— WHAT IS REQUIRED —
Quote the entries in full, character for character, without their images.

--- BEGIN DATASET RECORDS ---

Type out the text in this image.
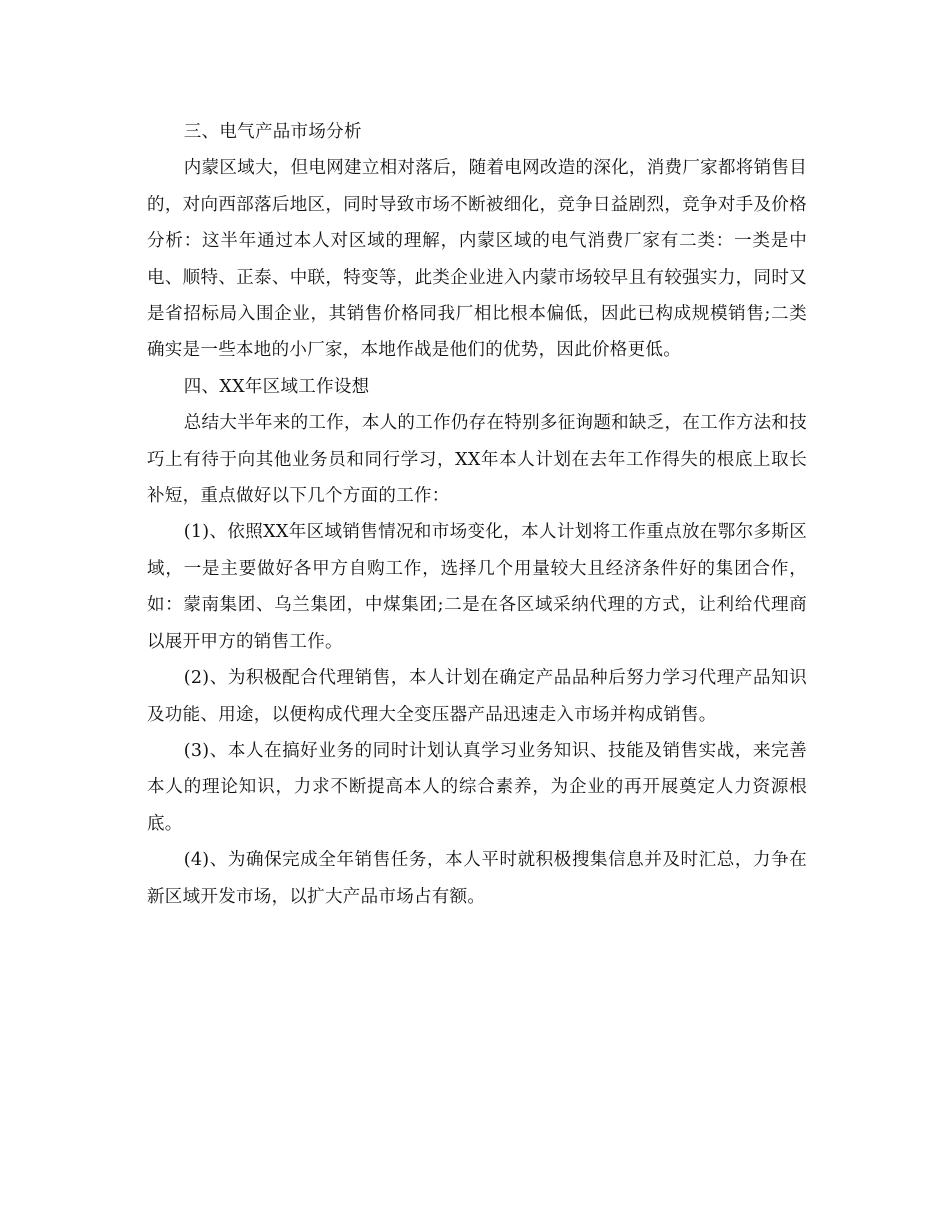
三、电气产品市场分析

内蒙区域大，但电网建立相对落后，随着电网改造的深化，消费厂家都将销售目的，对向西部落后地区，同时导致市场不断被细化，竞争日益剧烈，竞争对手及价格分析：这半年通过本人对区域的理解，内蒙区域的电气消费厂家有二类：一类是中电、顺特、正泰、中联，特变等，此类企业进入内蒙市场较早且有较强实力，同时又是省招标局入围企业，其销售价格同我厂相比根本偏低，因此已构成规模销售;二类确实是一些本地的小厂家，本地作战是他们的优势，因此价格更低。

四、XX年区域工作设想

总结大半年来的工作，本人的工作仍存在特别多征询题和缺乏，在工作方法和技巧上有待于向其他业务员和同行学习，XX年本人计划在去年工作得失的根底上取长补短，重点做好以下几个方面的工作：

(1)、依照XX年区域销售情况和市场变化，本人计划将工作重点放在鄂尔多斯区域，一是主要做好各甲方自购工作，选择几个用量较大且经济条件好的集团合作，如：蒙南集团、乌兰集团，中煤集团;二是在各区域采纳代理的方式，让利给代理商以展开甲方的销售工作。

(2)、为积极配合代理销售，本人计划在确定产品品种后努力学习代理产品知识及功能、用途，以便构成代理大全变压器产品迅速走入市场并构成销售。

(3)、本人在搞好业务的同时计划认真学习业务知识、技能及销售实战，来完善本人的理论知识，力求不断提高本人的综合素养，为企业的再开展奠定人力资源根底。

(4)、为确保完成全年销售任务，本人平时就积极搜集信息并及时汇总，力争在新区域开发市场，以扩大产品市场占有额。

--- END DATASET RECORDS ---

— RESPONSE TO THIS EXERCISE —
Type out the text in this image.
三、电气产品市场分析

内蒙区域大，但电网建立相对落后，随着电网改造的深化，消费厂家都将销售目的，对向西部落后地区，同时导致市场不断被细化，竞争日益剧烈，竞争对手及价格分析：这半年通过本人对区域的理解，内蒙区域的电气消费厂家有二类：一类是中电、顺特、正泰、中联，特变等，此类企业进入内蒙市场较早且有较强实力，同时又是省招标局入围企业，其销售价格同我厂相比根本偏低，因此已构成规模销售;二类确实是一些本地的小厂家，本地作战是他们的优势，因此价格更低。

四、XX年区域工作设想

总结大半年来的工作，本人的工作仍存在特别多征询题和缺乏，在工作方法和技巧上有待于向其他业务员和同行学习，XX年本人计划在去年工作得失的根底上取长补短，重点做好以下几个方面的工作：

(1)、依照XX年区域销售情况和市场变化，本人计划将工作重点放在鄂尔多斯区域，一是主要做好各甲方自购工作，选择几个用量较大且经济条件好的集团合作，如：蒙南集团、乌兰集团，中煤集团;二是在各区域采纳代理的方式，让利给代理商以展开甲方的销售工作。

(2)、为积极配合代理销售，本人计划在确定产品品种后努力学习代理产品知识及功能、用途，以便构成代理大全变压器产品迅速走入市场并构成销售。

(3)、本人在搞好业务的同时计划认真学习业务知识、技能及销售实战，来完善本人的理论知识，力求不断提高本人的综合素养，为企业的再开展奠定人力资源根底。

(4)、为确保完成全年销售任务，本人平时就积极搜集信息并及时汇总，力争在新区域开发市场，以扩大产品市场占有额。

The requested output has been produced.